▸ TASK TO CARRY OUT
Pull every "percent" line out of the data below.

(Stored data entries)
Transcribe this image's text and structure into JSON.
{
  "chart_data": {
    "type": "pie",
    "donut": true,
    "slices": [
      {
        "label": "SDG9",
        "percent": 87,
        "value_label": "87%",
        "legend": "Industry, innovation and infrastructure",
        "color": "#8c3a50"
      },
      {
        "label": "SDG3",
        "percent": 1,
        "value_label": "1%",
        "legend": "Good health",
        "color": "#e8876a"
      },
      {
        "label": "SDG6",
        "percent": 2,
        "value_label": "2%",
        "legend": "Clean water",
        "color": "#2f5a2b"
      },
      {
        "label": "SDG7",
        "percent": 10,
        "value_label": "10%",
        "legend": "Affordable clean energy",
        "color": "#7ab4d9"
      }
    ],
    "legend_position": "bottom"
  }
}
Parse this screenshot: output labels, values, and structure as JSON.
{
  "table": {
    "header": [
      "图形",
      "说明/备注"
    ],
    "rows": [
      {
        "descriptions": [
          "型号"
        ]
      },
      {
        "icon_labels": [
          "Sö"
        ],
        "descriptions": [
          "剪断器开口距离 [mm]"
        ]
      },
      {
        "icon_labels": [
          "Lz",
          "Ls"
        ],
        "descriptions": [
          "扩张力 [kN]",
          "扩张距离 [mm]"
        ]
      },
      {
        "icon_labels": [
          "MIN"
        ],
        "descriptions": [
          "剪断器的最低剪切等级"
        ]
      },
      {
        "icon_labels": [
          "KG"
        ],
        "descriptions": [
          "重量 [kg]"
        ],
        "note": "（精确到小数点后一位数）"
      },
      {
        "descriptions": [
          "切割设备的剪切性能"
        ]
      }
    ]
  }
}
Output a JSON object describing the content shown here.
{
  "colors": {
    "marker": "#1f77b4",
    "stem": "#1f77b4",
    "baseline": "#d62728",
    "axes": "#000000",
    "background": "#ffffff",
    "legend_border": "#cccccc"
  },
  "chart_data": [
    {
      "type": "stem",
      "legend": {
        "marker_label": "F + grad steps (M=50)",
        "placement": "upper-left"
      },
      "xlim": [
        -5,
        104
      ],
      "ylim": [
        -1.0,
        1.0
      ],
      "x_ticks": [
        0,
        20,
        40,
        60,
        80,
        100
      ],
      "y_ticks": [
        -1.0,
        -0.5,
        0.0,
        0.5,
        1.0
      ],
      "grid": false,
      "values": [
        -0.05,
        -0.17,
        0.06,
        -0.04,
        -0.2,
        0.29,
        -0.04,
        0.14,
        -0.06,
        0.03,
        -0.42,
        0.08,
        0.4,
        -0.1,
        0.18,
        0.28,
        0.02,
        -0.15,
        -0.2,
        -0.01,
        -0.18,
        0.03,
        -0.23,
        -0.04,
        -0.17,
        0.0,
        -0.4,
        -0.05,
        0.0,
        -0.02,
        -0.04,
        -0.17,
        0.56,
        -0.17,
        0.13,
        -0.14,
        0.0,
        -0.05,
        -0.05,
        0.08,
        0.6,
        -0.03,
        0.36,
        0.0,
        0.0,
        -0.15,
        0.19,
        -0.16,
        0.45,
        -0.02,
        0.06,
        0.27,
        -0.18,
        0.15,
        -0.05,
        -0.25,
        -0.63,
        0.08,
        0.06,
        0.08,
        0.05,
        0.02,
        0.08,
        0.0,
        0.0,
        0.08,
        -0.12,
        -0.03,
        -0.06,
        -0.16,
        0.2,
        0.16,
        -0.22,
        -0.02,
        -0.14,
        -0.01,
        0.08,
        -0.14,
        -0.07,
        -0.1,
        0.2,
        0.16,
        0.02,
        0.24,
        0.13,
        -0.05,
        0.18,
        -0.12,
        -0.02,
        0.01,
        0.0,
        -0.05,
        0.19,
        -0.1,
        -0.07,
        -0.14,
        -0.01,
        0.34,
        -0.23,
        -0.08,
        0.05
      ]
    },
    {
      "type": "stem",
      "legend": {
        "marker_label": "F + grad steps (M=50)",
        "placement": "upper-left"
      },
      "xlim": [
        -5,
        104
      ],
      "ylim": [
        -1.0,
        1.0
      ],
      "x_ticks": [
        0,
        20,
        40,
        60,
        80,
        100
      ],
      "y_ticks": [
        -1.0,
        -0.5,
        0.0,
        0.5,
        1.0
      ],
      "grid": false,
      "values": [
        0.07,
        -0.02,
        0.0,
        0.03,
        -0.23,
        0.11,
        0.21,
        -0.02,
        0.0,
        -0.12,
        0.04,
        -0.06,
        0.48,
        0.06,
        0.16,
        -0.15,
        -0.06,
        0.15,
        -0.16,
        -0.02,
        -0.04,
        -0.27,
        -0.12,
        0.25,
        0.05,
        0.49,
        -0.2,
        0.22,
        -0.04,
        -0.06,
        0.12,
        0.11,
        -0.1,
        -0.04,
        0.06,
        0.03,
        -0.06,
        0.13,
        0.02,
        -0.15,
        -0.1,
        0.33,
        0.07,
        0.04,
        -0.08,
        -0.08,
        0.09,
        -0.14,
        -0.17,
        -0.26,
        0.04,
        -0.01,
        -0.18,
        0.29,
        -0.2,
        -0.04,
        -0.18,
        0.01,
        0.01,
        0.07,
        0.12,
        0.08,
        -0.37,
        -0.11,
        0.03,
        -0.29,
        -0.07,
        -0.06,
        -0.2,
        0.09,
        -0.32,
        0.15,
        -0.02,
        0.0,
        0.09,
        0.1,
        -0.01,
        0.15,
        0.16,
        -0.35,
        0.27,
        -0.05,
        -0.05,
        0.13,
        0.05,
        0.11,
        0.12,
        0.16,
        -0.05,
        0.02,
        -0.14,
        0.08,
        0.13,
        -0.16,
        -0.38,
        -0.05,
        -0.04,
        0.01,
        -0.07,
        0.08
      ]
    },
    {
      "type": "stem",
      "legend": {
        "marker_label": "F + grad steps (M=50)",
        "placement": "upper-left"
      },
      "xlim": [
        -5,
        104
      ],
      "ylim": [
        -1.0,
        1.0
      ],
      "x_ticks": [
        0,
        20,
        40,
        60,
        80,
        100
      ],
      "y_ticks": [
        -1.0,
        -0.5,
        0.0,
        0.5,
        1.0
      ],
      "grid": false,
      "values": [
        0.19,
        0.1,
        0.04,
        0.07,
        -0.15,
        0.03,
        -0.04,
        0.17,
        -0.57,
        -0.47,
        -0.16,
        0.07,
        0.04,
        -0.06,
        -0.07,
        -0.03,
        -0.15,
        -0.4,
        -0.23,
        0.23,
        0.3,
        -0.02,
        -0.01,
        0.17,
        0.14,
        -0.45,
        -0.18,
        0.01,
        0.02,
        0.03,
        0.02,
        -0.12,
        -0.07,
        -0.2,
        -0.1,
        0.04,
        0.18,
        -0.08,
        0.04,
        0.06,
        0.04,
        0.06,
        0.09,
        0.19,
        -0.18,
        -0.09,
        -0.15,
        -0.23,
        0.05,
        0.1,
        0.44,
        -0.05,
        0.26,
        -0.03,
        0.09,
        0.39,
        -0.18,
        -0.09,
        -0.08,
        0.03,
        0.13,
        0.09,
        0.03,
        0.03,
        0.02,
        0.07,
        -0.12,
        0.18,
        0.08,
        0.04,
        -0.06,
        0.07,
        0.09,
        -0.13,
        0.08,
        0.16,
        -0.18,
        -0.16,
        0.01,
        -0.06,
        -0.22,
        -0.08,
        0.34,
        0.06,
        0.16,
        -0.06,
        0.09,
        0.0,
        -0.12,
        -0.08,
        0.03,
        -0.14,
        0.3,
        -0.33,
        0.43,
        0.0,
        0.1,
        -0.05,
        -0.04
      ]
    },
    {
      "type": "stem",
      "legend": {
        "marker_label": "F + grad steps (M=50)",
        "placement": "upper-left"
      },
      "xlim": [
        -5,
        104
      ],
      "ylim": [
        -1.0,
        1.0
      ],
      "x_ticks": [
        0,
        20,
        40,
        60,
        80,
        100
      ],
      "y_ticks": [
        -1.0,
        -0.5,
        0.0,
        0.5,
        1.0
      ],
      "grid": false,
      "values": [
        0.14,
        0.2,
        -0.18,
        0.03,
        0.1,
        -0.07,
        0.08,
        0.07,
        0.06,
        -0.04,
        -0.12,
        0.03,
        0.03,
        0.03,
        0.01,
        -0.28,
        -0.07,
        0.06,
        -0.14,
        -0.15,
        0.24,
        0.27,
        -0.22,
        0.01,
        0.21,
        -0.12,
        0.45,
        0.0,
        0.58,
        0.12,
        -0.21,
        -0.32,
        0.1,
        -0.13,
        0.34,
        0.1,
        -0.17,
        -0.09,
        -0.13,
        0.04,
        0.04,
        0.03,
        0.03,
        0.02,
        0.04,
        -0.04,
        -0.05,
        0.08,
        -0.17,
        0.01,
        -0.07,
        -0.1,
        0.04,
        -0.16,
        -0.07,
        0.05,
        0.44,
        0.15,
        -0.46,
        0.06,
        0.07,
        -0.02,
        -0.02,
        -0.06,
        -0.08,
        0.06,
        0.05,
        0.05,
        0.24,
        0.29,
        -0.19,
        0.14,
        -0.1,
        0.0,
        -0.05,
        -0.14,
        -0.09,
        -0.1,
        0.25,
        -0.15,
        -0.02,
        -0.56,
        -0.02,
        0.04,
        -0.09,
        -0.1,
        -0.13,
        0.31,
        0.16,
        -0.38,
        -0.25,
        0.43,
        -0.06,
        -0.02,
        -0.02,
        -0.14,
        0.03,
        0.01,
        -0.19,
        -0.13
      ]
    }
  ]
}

▸ EXPECTED ANSWER
        "percent": 87,
        "percent": 1,
        "percent": 2,
        "percent": 10,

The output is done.